---- Source records

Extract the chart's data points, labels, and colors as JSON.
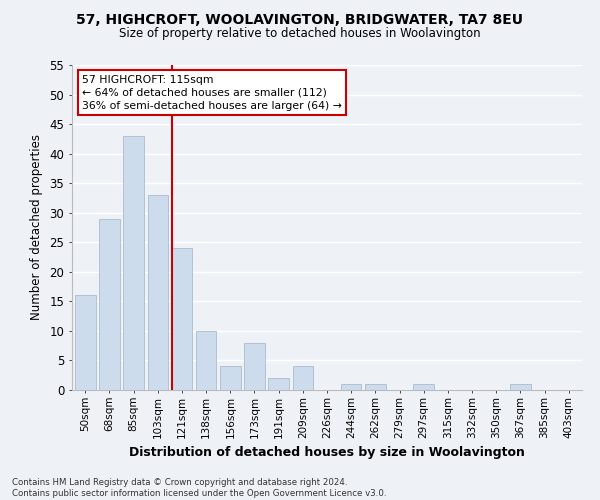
{
  "title": "57, HIGHCROFT, WOOLAVINGTON, BRIDGWATER, TA7 8EU",
  "subtitle": "Size of property relative to detached houses in Woolavington",
  "xlabel": "Distribution of detached houses by size in Woolavington",
  "ylabel": "Number of detached properties",
  "categories": [
    "50sqm",
    "68sqm",
    "85sqm",
    "103sqm",
    "121sqm",
    "138sqm",
    "156sqm",
    "173sqm",
    "191sqm",
    "209sqm",
    "226sqm",
    "244sqm",
    "262sqm",
    "279sqm",
    "297sqm",
    "315sqm",
    "332sqm",
    "350sqm",
    "367sqm",
    "385sqm",
    "403sqm"
  ],
  "values": [
    16,
    29,
    43,
    33,
    24,
    10,
    4,
    8,
    2,
    4,
    0,
    1,
    1,
    0,
    1,
    0,
    0,
    0,
    1,
    0,
    0
  ],
  "bar_color": "#ccdcec",
  "bar_edge_color": "#aabccc",
  "vline_x_index": 4,
  "vline_color": "#cc0000",
  "annotation_line1": "57 HIGHCROFT: 115sqm",
  "annotation_line2": "← 64% of detached houses are smaller (112)",
  "annotation_line3": "36% of semi-detached houses are larger (64) →",
  "annotation_box_color": "#ffffff",
  "annotation_box_edge": "#cc0000",
  "ylim": [
    0,
    55
  ],
  "yticks": [
    0,
    5,
    10,
    15,
    20,
    25,
    30,
    35,
    40,
    45,
    50,
    55
  ],
  "bg_color": "#eef2f7",
  "grid_color": "#ffffff",
  "footnote": "Contains HM Land Registry data © Crown copyright and database right 2024.\nContains public sector information licensed under the Open Government Licence v3.0."
}
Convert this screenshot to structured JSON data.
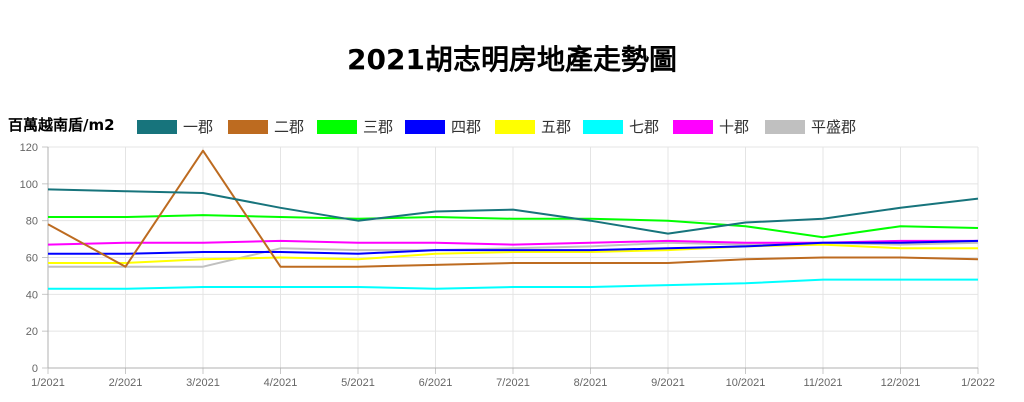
{
  "chart_data": {
    "type": "line",
    "title": "2021胡志明房地產走勢圖",
    "ylabel": "百萬越南盾/m2",
    "xlabel": "",
    "ylim": [
      0,
      120
    ],
    "yticks": [
      0,
      20,
      40,
      60,
      80,
      100,
      120
    ],
    "grid": true,
    "legend_position": "top",
    "categories": [
      "1/2021",
      "2/2021",
      "3/2021",
      "4/2021",
      "5/2021",
      "6/2021",
      "7/2021",
      "8/2021",
      "9/2021",
      "10/2021",
      "11/2021",
      "12/2021",
      "1/2022"
    ],
    "series": [
      {
        "name": "一郡",
        "color": "#17747c",
        "values": [
          97,
          96,
          95,
          87,
          80,
          85,
          86,
          80,
          73,
          79,
          81,
          87,
          92
        ]
      },
      {
        "name": "二郡",
        "color": "#bd6b20",
        "values": [
          78,
          55,
          118,
          55,
          55,
          56,
          57,
          57,
          57,
          59,
          60,
          60,
          59
        ]
      },
      {
        "name": "三郡",
        "color": "#00ff00",
        "values": [
          82,
          82,
          83,
          82,
          81,
          82,
          81,
          81,
          80,
          77,
          71,
          77,
          76
        ]
      },
      {
        "name": "四郡",
        "color": "#0000ff",
        "values": [
          62,
          62,
          63,
          63,
          62,
          64,
          64,
          64,
          65,
          66,
          68,
          68,
          69
        ]
      },
      {
        "name": "五郡",
        "color": "#ffff00",
        "values": [
          57,
          57,
          59,
          60,
          59,
          62,
          63,
          63,
          64,
          66,
          67,
          65,
          65
        ]
      },
      {
        "name": "七郡",
        "color": "#00ffff",
        "values": [
          43,
          43,
          44,
          44,
          44,
          43,
          44,
          44,
          45,
          46,
          48,
          48,
          48
        ]
      },
      {
        "name": "十郡",
        "color": "#ff00ff",
        "values": [
          67,
          68,
          68,
          69,
          68,
          68,
          67,
          68,
          69,
          68,
          68,
          69,
          69
        ]
      },
      {
        "name": "平盛郡",
        "color": "#c0c0c0",
        "values": [
          55,
          55,
          55,
          65,
          64,
          64,
          65,
          66,
          68,
          67,
          68,
          67,
          68
        ]
      }
    ]
  }
}
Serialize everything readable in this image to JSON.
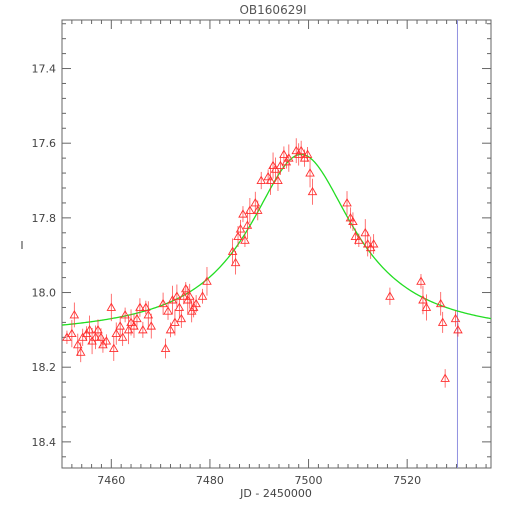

--------

→ Problem details:
In the records above, locate each line with the word "houses". Copy all such lines.

→ Worked answer:
  "subtitle": "Size of property relative to detached houses in Woolavington",
  "xlabel": "Distribution of detached houses by size in Woolavington",
  "annotation_line2": "← 64% of detached houses are smaller (112)",
  "annotation_line3": "36% of semi-detached houses are larger (64) →",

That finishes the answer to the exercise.